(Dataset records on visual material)
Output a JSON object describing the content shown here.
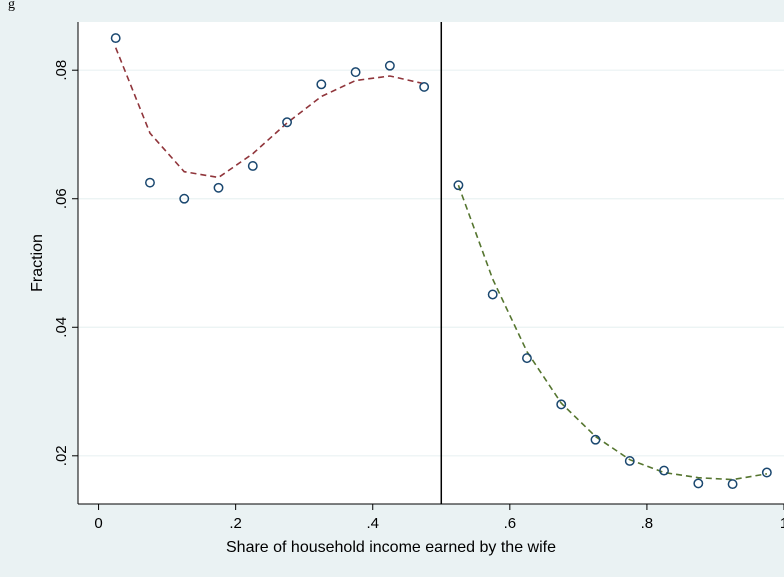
{
  "top_clipped_text": "g",
  "chart_data": {
    "type": "scatter",
    "xlabel": "Share of household income earned by the wife",
    "ylabel": "Fraction",
    "xlim": [
      -0.03,
      1.0
    ],
    "ylim": [
      0.0125,
      0.0875
    ],
    "xticks": [
      0,
      0.2,
      0.4,
      0.6,
      0.8,
      1
    ],
    "xtick_labels": [
      "0",
      ".2",
      ".4",
      ".6",
      ".8",
      "1"
    ],
    "yticks": [
      0.02,
      0.04,
      0.06,
      0.08
    ],
    "ytick_labels": [
      ".02",
      ".04",
      ".06",
      ".08"
    ],
    "grid": "horizontal",
    "vline_x": 0.5,
    "colors": {
      "outer_bg": "#eaf2f3",
      "plot_bg": "#ffffff",
      "grid": "#eaf2f3",
      "points": "#1a476f",
      "left_fit": "#90353b",
      "right_fit": "#55752f",
      "vline": "#000000"
    },
    "scatter": [
      {
        "x": 0.025,
        "y": 0.085
      },
      {
        "x": 0.075,
        "y": 0.0625
      },
      {
        "x": 0.125,
        "y": 0.06
      },
      {
        "x": 0.175,
        "y": 0.0617
      },
      {
        "x": 0.225,
        "y": 0.0651
      },
      {
        "x": 0.275,
        "y": 0.0719
      },
      {
        "x": 0.325,
        "y": 0.0778
      },
      {
        "x": 0.375,
        "y": 0.0797
      },
      {
        "x": 0.425,
        "y": 0.0807
      },
      {
        "x": 0.475,
        "y": 0.0774
      },
      {
        "x": 0.525,
        "y": 0.0621
      },
      {
        "x": 0.575,
        "y": 0.0451
      },
      {
        "x": 0.625,
        "y": 0.0352
      },
      {
        "x": 0.675,
        "y": 0.028
      },
      {
        "x": 0.725,
        "y": 0.0225
      },
      {
        "x": 0.775,
        "y": 0.0192
      },
      {
        "x": 0.825,
        "y": 0.0177
      },
      {
        "x": 0.875,
        "y": 0.0157
      },
      {
        "x": 0.925,
        "y": 0.0156
      },
      {
        "x": 0.975,
        "y": 0.0174
      }
    ],
    "fit_lines": [
      {
        "color_key": "left_fit",
        "points": [
          {
            "x": 0.025,
            "y": 0.0835
          },
          {
            "x": 0.075,
            "y": 0.0702
          },
          {
            "x": 0.125,
            "y": 0.0642
          },
          {
            "x": 0.175,
            "y": 0.0633
          },
          {
            "x": 0.225,
            "y": 0.067
          },
          {
            "x": 0.275,
            "y": 0.0718
          },
          {
            "x": 0.325,
            "y": 0.0759
          },
          {
            "x": 0.375,
            "y": 0.0784
          },
          {
            "x": 0.425,
            "y": 0.0791
          },
          {
            "x": 0.475,
            "y": 0.0779
          }
        ]
      },
      {
        "color_key": "right_fit",
        "points": [
          {
            "x": 0.525,
            "y": 0.0621
          },
          {
            "x": 0.575,
            "y": 0.0475
          },
          {
            "x": 0.625,
            "y": 0.0362
          },
          {
            "x": 0.675,
            "y": 0.0282
          },
          {
            "x": 0.725,
            "y": 0.023
          },
          {
            "x": 0.775,
            "y": 0.0194
          },
          {
            "x": 0.825,
            "y": 0.0174
          },
          {
            "x": 0.875,
            "y": 0.0166
          },
          {
            "x": 0.925,
            "y": 0.0163
          },
          {
            "x": 0.975,
            "y": 0.0172
          }
        ]
      }
    ]
  }
}
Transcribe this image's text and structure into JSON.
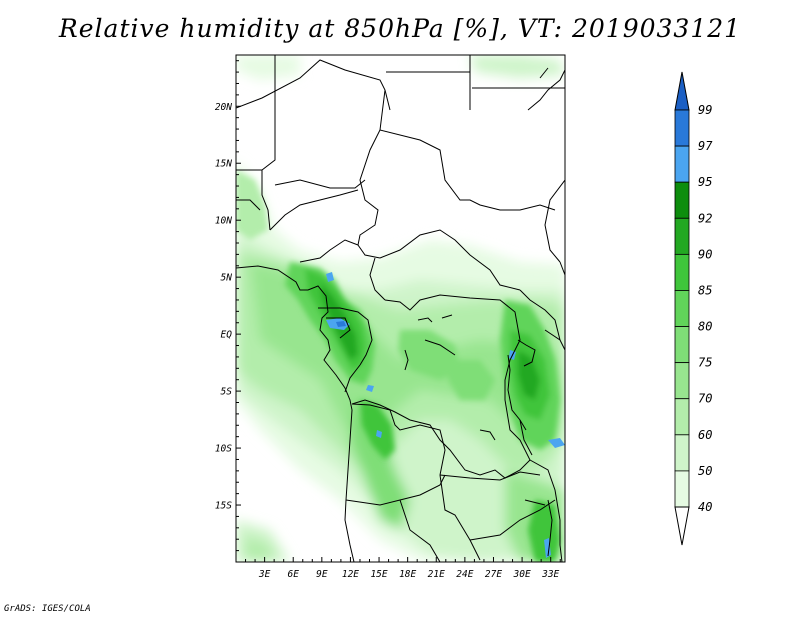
{
  "title": "Relative humidity at 850hPa [%], VT: 2019033121",
  "credit": "GrADS: IGES/COLA",
  "map": {
    "lon_range": [
      0,
      34.5
    ],
    "lat_range": [
      -20,
      24.5
    ],
    "lat_ticks": [
      "20N",
      "15N",
      "10N",
      "5N",
      "EQ",
      "5S",
      "10S",
      "15S"
    ],
    "lon_ticks": [
      "3E",
      "6E",
      "9E",
      "12E",
      "15E",
      "18E",
      "21E",
      "24E",
      "27E",
      "30E",
      "33E"
    ]
  },
  "colorbar": {
    "levels": [
      "40",
      "50",
      "60",
      "70",
      "75",
      "80",
      "85",
      "90",
      "92",
      "95",
      "97",
      "99"
    ],
    "colors": [
      "#ffffff",
      "#e6fbe3",
      "#cff4ca",
      "#b3edab",
      "#98e58f",
      "#7fde77",
      "#61d45a",
      "#3fc53b",
      "#23a822",
      "#0d8d0d",
      "#4ba5f0",
      "#2979d9",
      "#1b5fc4"
    ]
  }
}
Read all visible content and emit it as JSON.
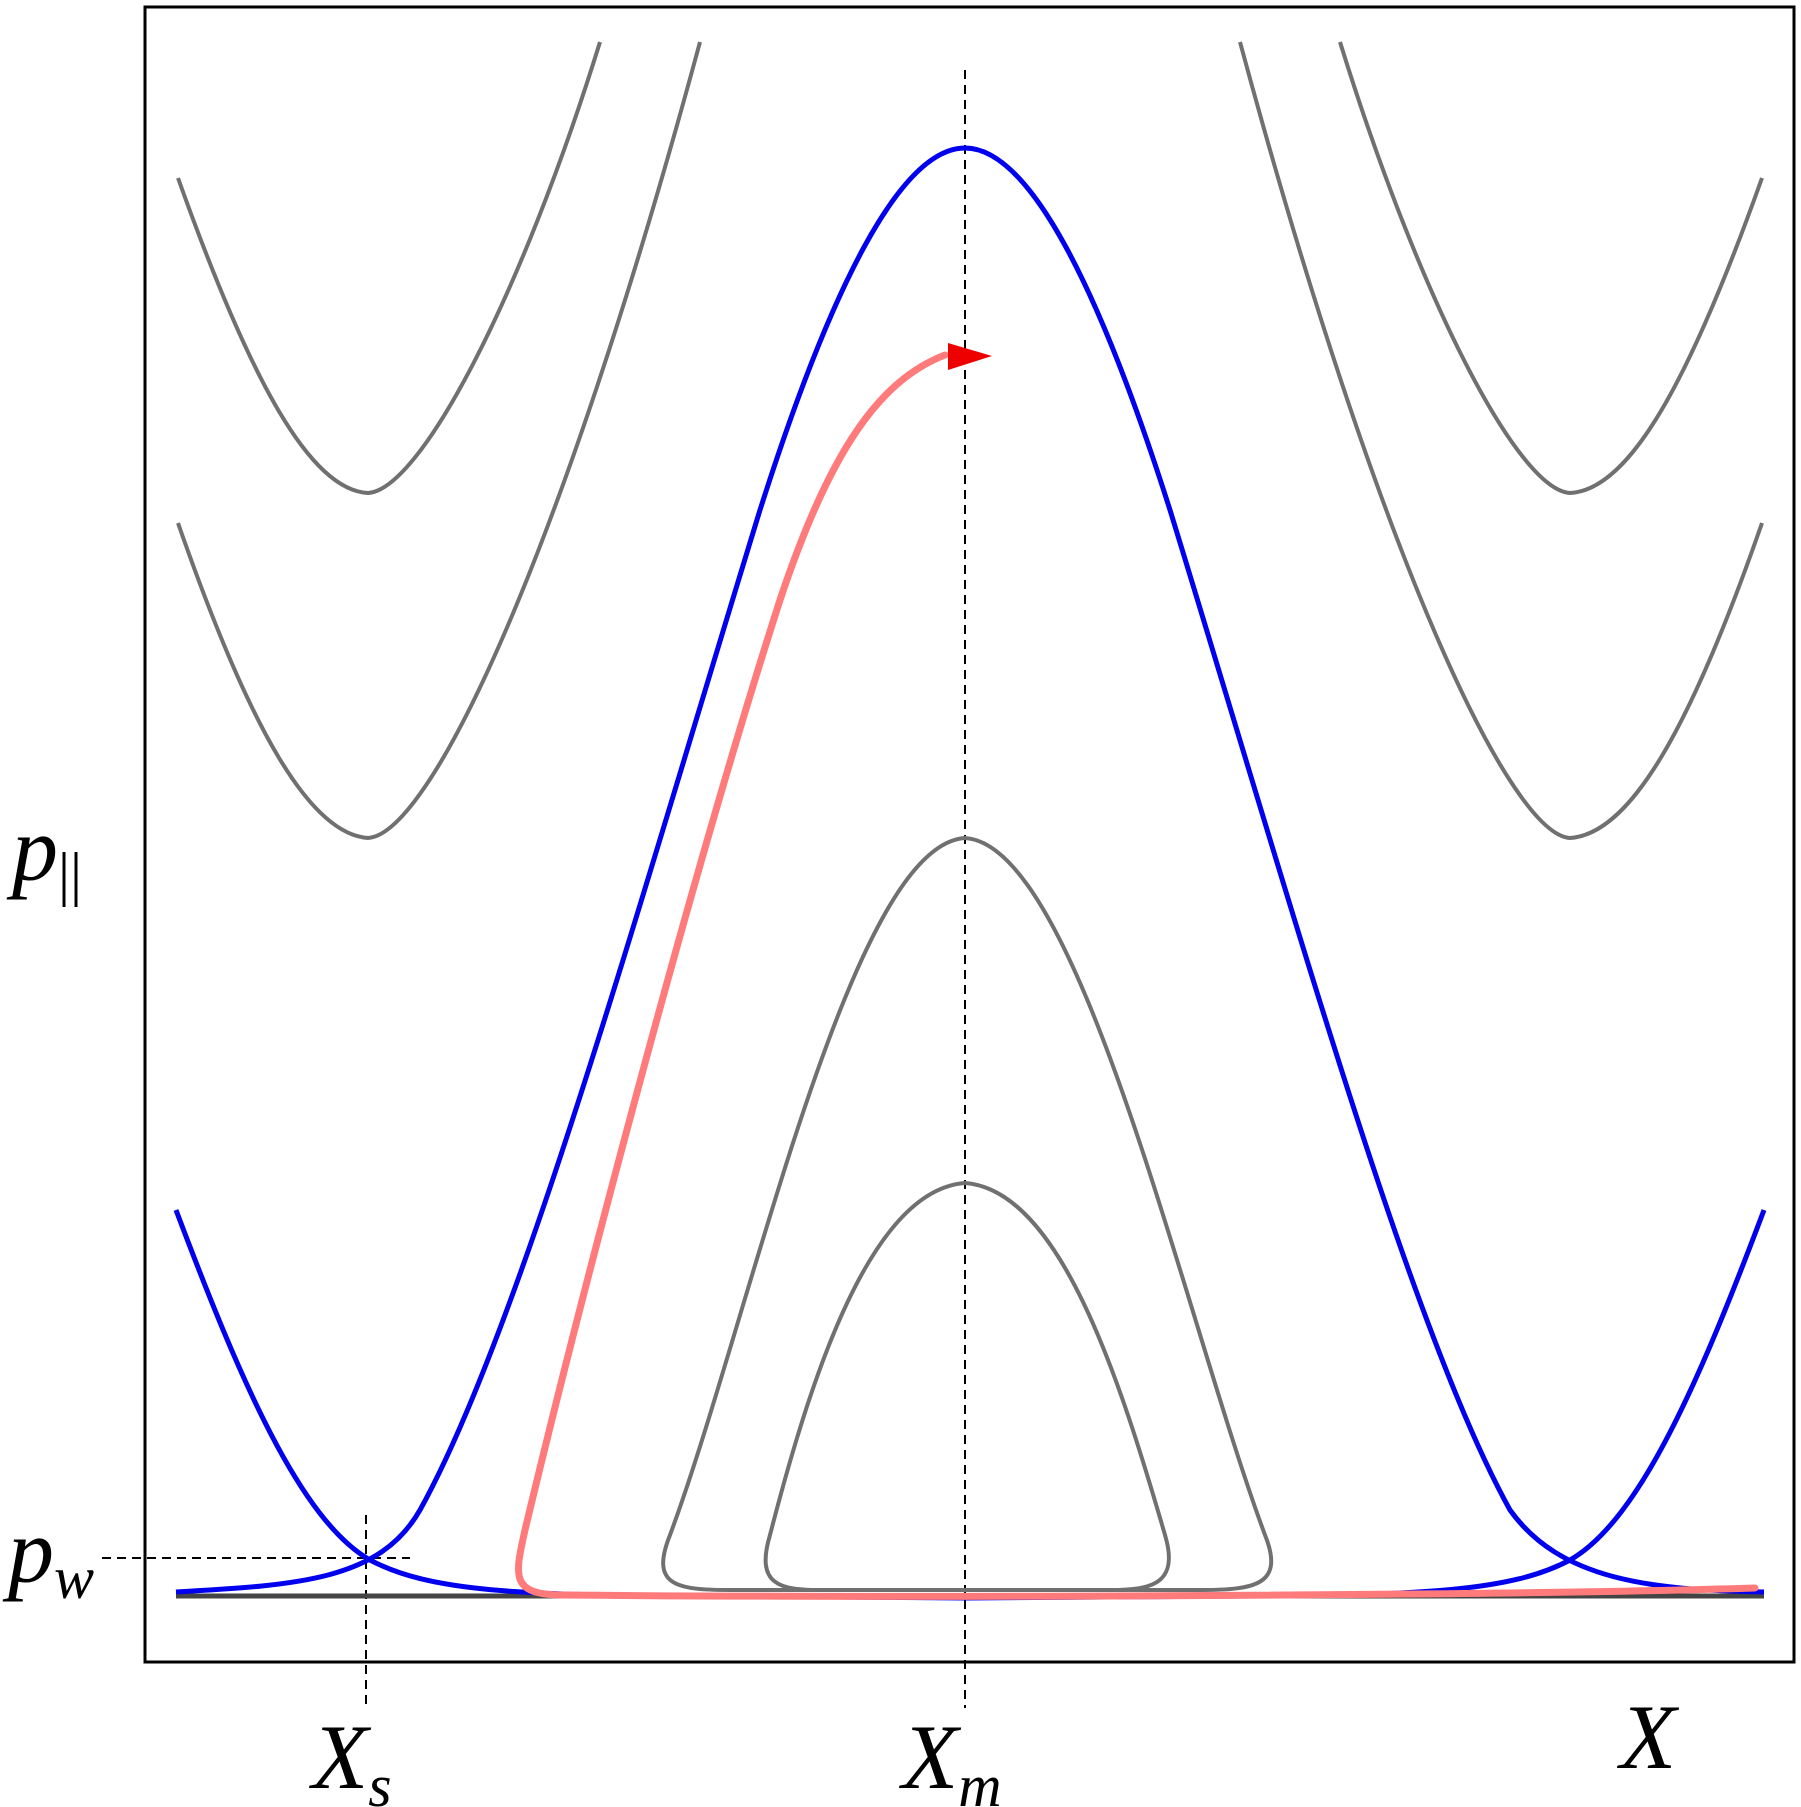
{
  "labels": {
    "y_axis": "p",
    "y_axis_sub": "||",
    "p_w": "p",
    "p_w_sub": "w",
    "x_s": "X",
    "x_s_sub": "s",
    "x_m": "X",
    "x_m_sub": "m",
    "x_axis": "X"
  },
  "colors": {
    "separatrix": "#0000ee",
    "contour": "#707070",
    "trajectory": "#ff7a7a",
    "arrow": "#ee0000",
    "frame": "#000000",
    "guide": "#000000"
  }
}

◆ TASK TO COMPLETE:
Reproduce each line of the records exactly, and omit every picture.

◆ THE RESPONSE:
Output a JSON object describing the content shown here.
{
  "top_clipped_text": "g",
  "chart_data": {
    "type": "scatter",
    "xlabel": "Share of household income earned by the wife",
    "ylabel": "Fraction",
    "xlim": [
      -0.03,
      1.0
    ],
    "ylim": [
      0.0125,
      0.0875
    ],
    "xticks": [
      0,
      0.2,
      0.4,
      0.6,
      0.8,
      1
    ],
    "xtick_labels": [
      "0",
      ".2",
      ".4",
      ".6",
      ".8",
      "1"
    ],
    "yticks": [
      0.02,
      0.04,
      0.06,
      0.08
    ],
    "ytick_labels": [
      ".02",
      ".04",
      ".06",
      ".08"
    ],
    "grid": "horizontal",
    "vline_x": 0.5,
    "colors": {
      "outer_bg": "#eaf2f3",
      "plot_bg": "#ffffff",
      "grid": "#eaf2f3",
      "points": "#1a476f",
      "left_fit": "#90353b",
      "right_fit": "#55752f",
      "vline": "#000000"
    },
    "scatter": [
      {
        "x": 0.025,
        "y": 0.085
      },
      {
        "x": 0.075,
        "y": 0.0625
      },
      {
        "x": 0.125,
        "y": 0.06
      },
      {
        "x": 0.175,
        "y": 0.0617
      },
      {
        "x": 0.225,
        "y": 0.0651
      },
      {
        "x": 0.275,
        "y": 0.0719
      },
      {
        "x": 0.325,
        "y": 0.0778
      },
      {
        "x": 0.375,
        "y": 0.0797
      },
      {
        "x": 0.425,
        "y": 0.0807
      },
      {
        "x": 0.475,
        "y": 0.0774
      },
      {
        "x": 0.525,
        "y": 0.0621
      },
      {
        "x": 0.575,
        "y": 0.0451
      },
      {
        "x": 0.625,
        "y": 0.0352
      },
      {
        "x": 0.675,
        "y": 0.028
      },
      {
        "x": 0.725,
        "y": 0.0225
      },
      {
        "x": 0.775,
        "y": 0.0192
      },
      {
        "x": 0.825,
        "y": 0.0177
      },
      {
        "x": 0.875,
        "y": 0.0157
      },
      {
        "x": 0.925,
        "y": 0.0156
      },
      {
        "x": 0.975,
        "y": 0.0174
      }
    ],
    "fit_lines": [
      {
        "color_key": "left_fit",
        "points": [
          {
            "x": 0.025,
            "y": 0.0835
          },
          {
            "x": 0.075,
            "y": 0.0702
          },
          {
            "x": 0.125,
            "y": 0.0642
          },
          {
            "x": 0.175,
            "y": 0.0633
          },
          {
            "x": 0.225,
            "y": 0.067
          },
          {
            "x": 0.275,
            "y": 0.0718
          },
          {
            "x": 0.325,
            "y": 0.0759
          },
          {
            "x": 0.375,
            "y": 0.0784
          },
          {
            "x": 0.425,
            "y": 0.0791
          },
          {
            "x": 0.475,
            "y": 0.0779
          }
        ]
      },
      {
        "color_key": "right_fit",
        "points": [
          {
            "x": 0.525,
            "y": 0.0621
          },
          {
            "x": 0.575,
            "y": 0.0475
          },
          {
            "x": 0.625,
            "y": 0.0362
          },
          {
            "x": 0.675,
            "y": 0.0282
          },
          {
            "x": 0.725,
            "y": 0.023
          },
          {
            "x": 0.775,
            "y": 0.0194
          },
          {
            "x": 0.825,
            "y": 0.0174
          },
          {
            "x": 0.875,
            "y": 0.0166
          },
          {
            "x": 0.925,
            "y": 0.0163
          },
          {
            "x": 0.975,
            "y": 0.0172
          }
        ]
      }
    ]
  }
}
Transcribe this image's text and structure into JSON.
{
  "title": "Relative humidity at 850hPa [%], VT: 2019033121",
  "credit": "GrADS: IGES/COLA",
  "map": {
    "lon_range": [
      0,
      34.5
    ],
    "lat_range": [
      -20,
      24.5
    ],
    "lat_ticks": [
      "20N",
      "15N",
      "10N",
      "5N",
      "EQ",
      "5S",
      "10S",
      "15S"
    ],
    "lon_ticks": [
      "3E",
      "6E",
      "9E",
      "12E",
      "15E",
      "18E",
      "21E",
      "24E",
      "27E",
      "30E",
      "33E"
    ]
  },
  "colorbar": {
    "levels": [
      "40",
      "50",
      "60",
      "70",
      "75",
      "80",
      "85",
      "90",
      "92",
      "95",
      "97",
      "99"
    ],
    "colors": [
      "#ffffff",
      "#e6fbe3",
      "#cff4ca",
      "#b3edab",
      "#98e58f",
      "#7fde77",
      "#61d45a",
      "#3fc53b",
      "#23a822",
      "#0d8d0d",
      "#4ba5f0",
      "#2979d9",
      "#1b5fc4"
    ]
  }
}
Read all visible content and emit it as JSON.
{
  "labels": {
    "y_axis": "p",
    "y_axis_sub": "||",
    "p_w": "p",
    "p_w_sub": "w",
    "x_s": "X",
    "x_s_sub": "s",
    "x_m": "X",
    "x_m_sub": "m",
    "x_axis": "X"
  },
  "colors": {
    "separatrix": "#0000ee",
    "contour": "#707070",
    "trajectory": "#ff7a7a",
    "arrow": "#ee0000",
    "frame": "#000000",
    "guide": "#000000"
  }
}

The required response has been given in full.